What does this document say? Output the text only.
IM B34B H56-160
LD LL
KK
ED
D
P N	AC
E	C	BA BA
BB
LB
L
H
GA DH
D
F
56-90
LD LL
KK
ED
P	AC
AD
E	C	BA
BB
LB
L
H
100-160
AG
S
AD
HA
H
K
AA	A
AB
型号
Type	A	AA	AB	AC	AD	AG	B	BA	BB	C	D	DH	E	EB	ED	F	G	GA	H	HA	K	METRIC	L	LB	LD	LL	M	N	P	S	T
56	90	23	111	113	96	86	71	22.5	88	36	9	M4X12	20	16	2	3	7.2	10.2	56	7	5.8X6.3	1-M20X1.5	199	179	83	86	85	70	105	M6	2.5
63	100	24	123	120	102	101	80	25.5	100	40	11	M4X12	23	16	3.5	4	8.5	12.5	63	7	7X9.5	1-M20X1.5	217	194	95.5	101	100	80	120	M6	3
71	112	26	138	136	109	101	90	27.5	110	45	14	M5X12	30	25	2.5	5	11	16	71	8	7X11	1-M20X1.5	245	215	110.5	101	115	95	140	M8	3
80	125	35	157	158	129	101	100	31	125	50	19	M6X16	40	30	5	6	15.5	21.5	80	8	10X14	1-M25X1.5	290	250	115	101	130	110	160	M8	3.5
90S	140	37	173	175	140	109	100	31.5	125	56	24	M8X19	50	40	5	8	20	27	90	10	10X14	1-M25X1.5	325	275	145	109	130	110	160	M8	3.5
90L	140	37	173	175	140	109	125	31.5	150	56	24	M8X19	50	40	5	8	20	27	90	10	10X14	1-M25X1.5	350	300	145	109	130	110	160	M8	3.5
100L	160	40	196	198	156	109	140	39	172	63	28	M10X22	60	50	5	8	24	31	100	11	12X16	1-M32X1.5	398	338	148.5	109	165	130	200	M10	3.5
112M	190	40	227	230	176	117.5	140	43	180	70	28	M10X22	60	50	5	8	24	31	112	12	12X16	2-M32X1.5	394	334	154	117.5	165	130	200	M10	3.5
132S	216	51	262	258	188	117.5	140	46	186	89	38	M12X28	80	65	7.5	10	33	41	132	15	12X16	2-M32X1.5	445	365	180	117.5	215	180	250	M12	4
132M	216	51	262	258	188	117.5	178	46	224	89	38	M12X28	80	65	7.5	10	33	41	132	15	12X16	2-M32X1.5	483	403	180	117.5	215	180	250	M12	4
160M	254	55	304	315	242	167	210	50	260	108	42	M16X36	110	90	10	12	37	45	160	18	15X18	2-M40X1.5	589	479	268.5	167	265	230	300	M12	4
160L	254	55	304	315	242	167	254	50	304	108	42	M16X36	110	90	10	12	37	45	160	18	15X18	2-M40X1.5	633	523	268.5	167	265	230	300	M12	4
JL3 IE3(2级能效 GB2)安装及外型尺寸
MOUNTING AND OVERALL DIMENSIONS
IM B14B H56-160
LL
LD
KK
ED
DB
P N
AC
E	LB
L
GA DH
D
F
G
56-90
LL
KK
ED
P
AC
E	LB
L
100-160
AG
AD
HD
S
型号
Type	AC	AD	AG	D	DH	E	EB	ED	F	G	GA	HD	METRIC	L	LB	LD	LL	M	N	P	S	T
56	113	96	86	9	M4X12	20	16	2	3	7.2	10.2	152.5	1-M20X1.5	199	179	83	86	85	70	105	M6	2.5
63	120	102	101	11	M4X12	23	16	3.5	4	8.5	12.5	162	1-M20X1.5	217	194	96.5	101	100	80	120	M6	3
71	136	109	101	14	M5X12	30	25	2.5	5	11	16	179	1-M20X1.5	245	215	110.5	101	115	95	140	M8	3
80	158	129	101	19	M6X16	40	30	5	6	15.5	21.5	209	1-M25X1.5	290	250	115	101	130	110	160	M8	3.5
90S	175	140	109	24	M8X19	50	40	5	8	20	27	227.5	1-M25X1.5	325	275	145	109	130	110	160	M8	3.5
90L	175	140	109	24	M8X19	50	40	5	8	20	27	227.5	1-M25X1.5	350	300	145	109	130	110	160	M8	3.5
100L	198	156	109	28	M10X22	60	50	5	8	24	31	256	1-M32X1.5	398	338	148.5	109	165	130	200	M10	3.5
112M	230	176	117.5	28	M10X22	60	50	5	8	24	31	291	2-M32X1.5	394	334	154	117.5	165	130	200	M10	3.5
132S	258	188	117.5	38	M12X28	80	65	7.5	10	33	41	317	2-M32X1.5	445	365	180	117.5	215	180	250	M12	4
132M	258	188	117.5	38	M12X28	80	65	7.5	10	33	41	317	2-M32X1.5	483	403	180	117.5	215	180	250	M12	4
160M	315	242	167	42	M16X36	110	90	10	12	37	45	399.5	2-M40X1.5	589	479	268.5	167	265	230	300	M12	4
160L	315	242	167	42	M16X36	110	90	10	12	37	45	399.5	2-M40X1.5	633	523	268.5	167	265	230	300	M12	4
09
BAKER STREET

WRITTEN INSTRUCTION ::
Please restate the data word for word, every record included.

RESPONSE ::
What does this document say? Output the text only.
IM B34B H56-160
LD LL
KK
ED
D
P N	AC
E	C	BA BA
BB
LB
L
H
GA DH
D
F
56-90
LD LL
KK
ED
P	AC
AD
E	C	BA
BB
LB
L
H
100-160
AG
S
AD
HA
H
K
AA	A
AB
型号
Type	A	AA	AB	AC	AD	AG	B	BA	BB	C	D	DH	E	EB	ED	F	G	GA	H	HA	K	METRIC	L	LB	LD	LL	M	N	P	S	T
56	90	23	111	113	96	86	71	22.5	88	36	9	M4X12	20	16	2	3	7.2	10.2	56	7	5.8X6.3	1-M20X1.5	199	179	83	86	85	70	105	M6	2.5
63	100	24	123	120	102	101	80	25.5	100	40	11	M4X12	23	16	3.5	4	8.5	12.5	63	7	7X9.5	1-M20X1.5	217	194	95.5	101	100	80	120	M6	3
71	112	26	138	136	109	101	90	27.5	110	45	14	M5X12	30	25	2.5	5	11	16	71	8	7X11	1-M20X1.5	245	215	110.5	101	115	95	140	M8	3
80	125	35	157	158	129	101	100	31	125	50	19	M6X16	40	30	5	6	15.5	21.5	80	8	10X14	1-M25X1.5	290	250	115	101	130	110	160	M8	3.5
90S	140	37	173	175	140	109	100	31.5	125	56	24	M8X19	50	40	5	8	20	27	90	10	10X14	1-M25X1.5	325	275	145	109	130	110	160	M8	3.5
90L	140	37	173	175	140	109	125	31.5	150	56	24	M8X19	50	40	5	8	20	27	90	10	10X14	1-M25X1.5	350	300	145	109	130	110	160	M8	3.5
100L	160	40	196	198	156	109	140	39	172	63	28	M10X22	60	50	5	8	24	31	100	11	12X16	1-M32X1.5	398	338	148.5	109	165	130	200	M10	3.5
112M	190	40	227	230	176	117.5	140	43	180	70	28	M10X22	60	50	5	8	24	31	112	12	12X16	2-M32X1.5	394	334	154	117.5	165	130	200	M10	3.5
132S	216	51	262	258	188	117.5	140	46	186	89	38	M12X28	80	65	7.5	10	33	41	132	15	12X16	2-M32X1.5	445	365	180	117.5	215	180	250	M12	4
132M	216	51	262	258	188	117.5	178	46	224	89	38	M12X28	80	65	7.5	10	33	41	132	15	12X16	2-M32X1.5	483	403	180	117.5	215	180	250	M12	4
160M	254	55	304	315	242	167	210	50	260	108	42	M16X36	110	90	10	12	37	45	160	18	15X18	2-M40X1.5	589	479	268.5	167	265	230	300	M12	4
160L	254	55	304	315	242	167	254	50	304	108	42	M16X36	110	90	10	12	37	45	160	18	15X18	2-M40X1.5	633	523	268.5	167	265	230	300	M12	4
JL3 IE3(2级能效 GB2)安装及外型尺寸
MOUNTING AND OVERALL DIMENSIONS
IM B14B H56-160
LL
LD
KK
ED
DB
P N
AC
E	LB
L
GA DH
D
F
G
56-90
LL
KK
ED
P
AC
E	LB
L
100-160
AG
AD
HD
S
型号
Type	AC	AD	AG	D	DH	E	EB	ED	F	G	GA	HD	METRIC	L	LB	LD	LL	M	N	P	S	T
56	113	96	86	9	M4X12	20	16	2	3	7.2	10.2	152.5	1-M20X1.5	199	179	83	86	85	70	105	M6	2.5
63	120	102	101	11	M4X12	23	16	3.5	4	8.5	12.5	162	1-M20X1.5	217	194	96.5	101	100	80	120	M6	3
71	136	109	101	14	M5X12	30	25	2.5	5	11	16	179	1-M20X1.5	245	215	110.5	101	115	95	140	M8	3
80	158	129	101	19	M6X16	40	30	5	6	15.5	21.5	209	1-M25X1.5	290	250	115	101	130	110	160	M8	3.5
90S	175	140	109	24	M8X19	50	40	5	8	20	27	227.5	1-M25X1.5	325	275	145	109	130	110	160	M8	3.5
90L	175	140	109	24	M8X19	50	40	5	8	20	27	227.5	1-M25X1.5	350	300	145	109	130	110	160	M8	3.5
100L	198	156	109	28	M10X22	60	50	5	8	24	31	256	1-M32X1.5	398	338	148.5	109	165	130	200	M10	3.5
112M	230	176	117.5	28	M10X22	60	50	5	8	24	31	291	2-M32X1.5	394	334	154	117.5	165	130	200	M10	3.5
132S	258	188	117.5	38	M12X28	80	65	7.5	10	33	41	317	2-M32X1.5	445	365	180	117.5	215	180	250	M12	4
132M	258	188	117.5	38	M12X28	80	65	7.5	10	33	41	317	2-M32X1.5	483	403	180	117.5	215	180	250	M12	4
160M	315	242	167	42	M16X36	110	90	10	12	37	45	399.5	2-M40X1.5	589	479	268.5	167	265	230	300	M12	4
160L	315	242	167	42	M16X36	110	90	10	12	37	45	399.5	2-M40X1.5	633	523	268.5	167	265	230	300	M12	4
09
BAKER STREET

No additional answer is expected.